[start of Provided material]

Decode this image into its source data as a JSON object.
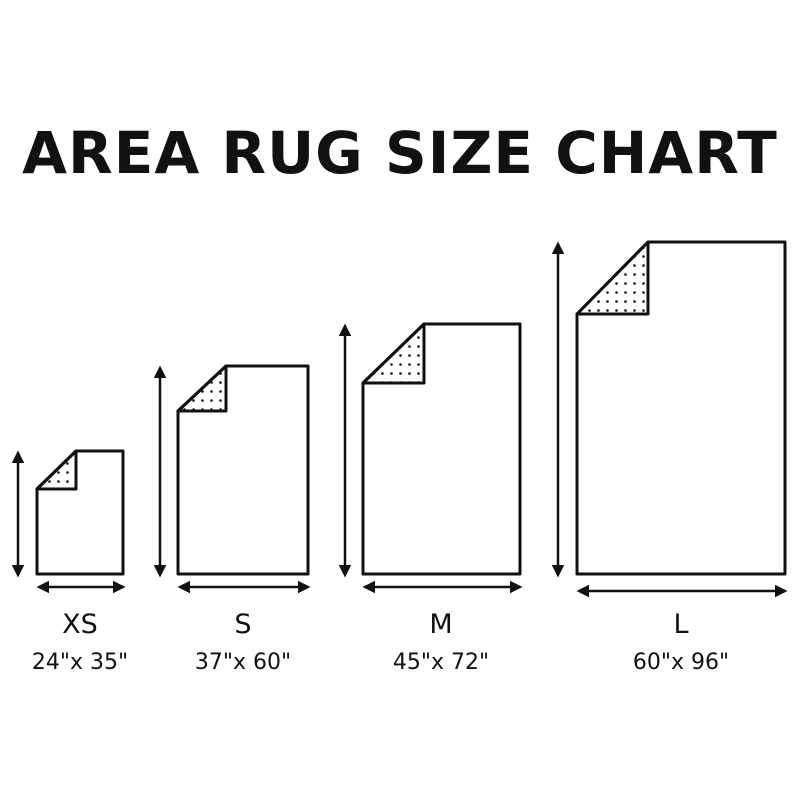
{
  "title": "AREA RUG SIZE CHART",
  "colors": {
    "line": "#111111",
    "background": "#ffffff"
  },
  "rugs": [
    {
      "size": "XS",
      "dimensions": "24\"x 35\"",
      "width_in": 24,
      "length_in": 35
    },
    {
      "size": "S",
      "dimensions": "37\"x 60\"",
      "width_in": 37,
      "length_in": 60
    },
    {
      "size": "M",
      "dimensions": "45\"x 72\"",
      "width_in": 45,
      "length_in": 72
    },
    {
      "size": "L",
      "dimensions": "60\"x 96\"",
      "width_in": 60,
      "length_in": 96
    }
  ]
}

[end of Provided material]
[start of Provided material]

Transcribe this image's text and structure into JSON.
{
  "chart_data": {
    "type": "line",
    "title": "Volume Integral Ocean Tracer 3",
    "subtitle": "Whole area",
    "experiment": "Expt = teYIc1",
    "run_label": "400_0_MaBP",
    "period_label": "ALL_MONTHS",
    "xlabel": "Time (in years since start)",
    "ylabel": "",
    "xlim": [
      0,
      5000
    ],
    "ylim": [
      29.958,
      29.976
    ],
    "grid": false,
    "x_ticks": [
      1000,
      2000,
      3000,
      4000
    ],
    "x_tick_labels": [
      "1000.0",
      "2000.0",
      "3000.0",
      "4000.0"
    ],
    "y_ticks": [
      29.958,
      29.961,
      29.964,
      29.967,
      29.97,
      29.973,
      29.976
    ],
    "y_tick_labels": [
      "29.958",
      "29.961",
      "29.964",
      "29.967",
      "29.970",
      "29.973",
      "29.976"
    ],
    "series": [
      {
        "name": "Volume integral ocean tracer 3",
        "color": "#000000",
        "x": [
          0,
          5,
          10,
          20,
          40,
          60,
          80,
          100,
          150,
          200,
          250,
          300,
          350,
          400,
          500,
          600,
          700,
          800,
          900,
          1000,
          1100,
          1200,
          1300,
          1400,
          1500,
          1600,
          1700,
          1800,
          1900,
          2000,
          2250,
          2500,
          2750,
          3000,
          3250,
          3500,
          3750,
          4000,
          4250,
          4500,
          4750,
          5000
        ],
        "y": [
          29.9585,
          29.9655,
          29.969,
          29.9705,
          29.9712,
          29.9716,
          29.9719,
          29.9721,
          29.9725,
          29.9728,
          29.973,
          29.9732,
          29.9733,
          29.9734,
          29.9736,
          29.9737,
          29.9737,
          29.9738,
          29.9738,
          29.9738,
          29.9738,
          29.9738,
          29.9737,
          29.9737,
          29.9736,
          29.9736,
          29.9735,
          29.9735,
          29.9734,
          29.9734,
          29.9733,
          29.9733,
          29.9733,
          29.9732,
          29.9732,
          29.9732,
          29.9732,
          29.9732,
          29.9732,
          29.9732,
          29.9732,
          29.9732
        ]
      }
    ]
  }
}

[end of Provided material]

Show every line of the listing in which the string "into" can be found.

Written response -
Decode this image into its source data as a JSON object.
Transcribe this image's text and structure into JSON.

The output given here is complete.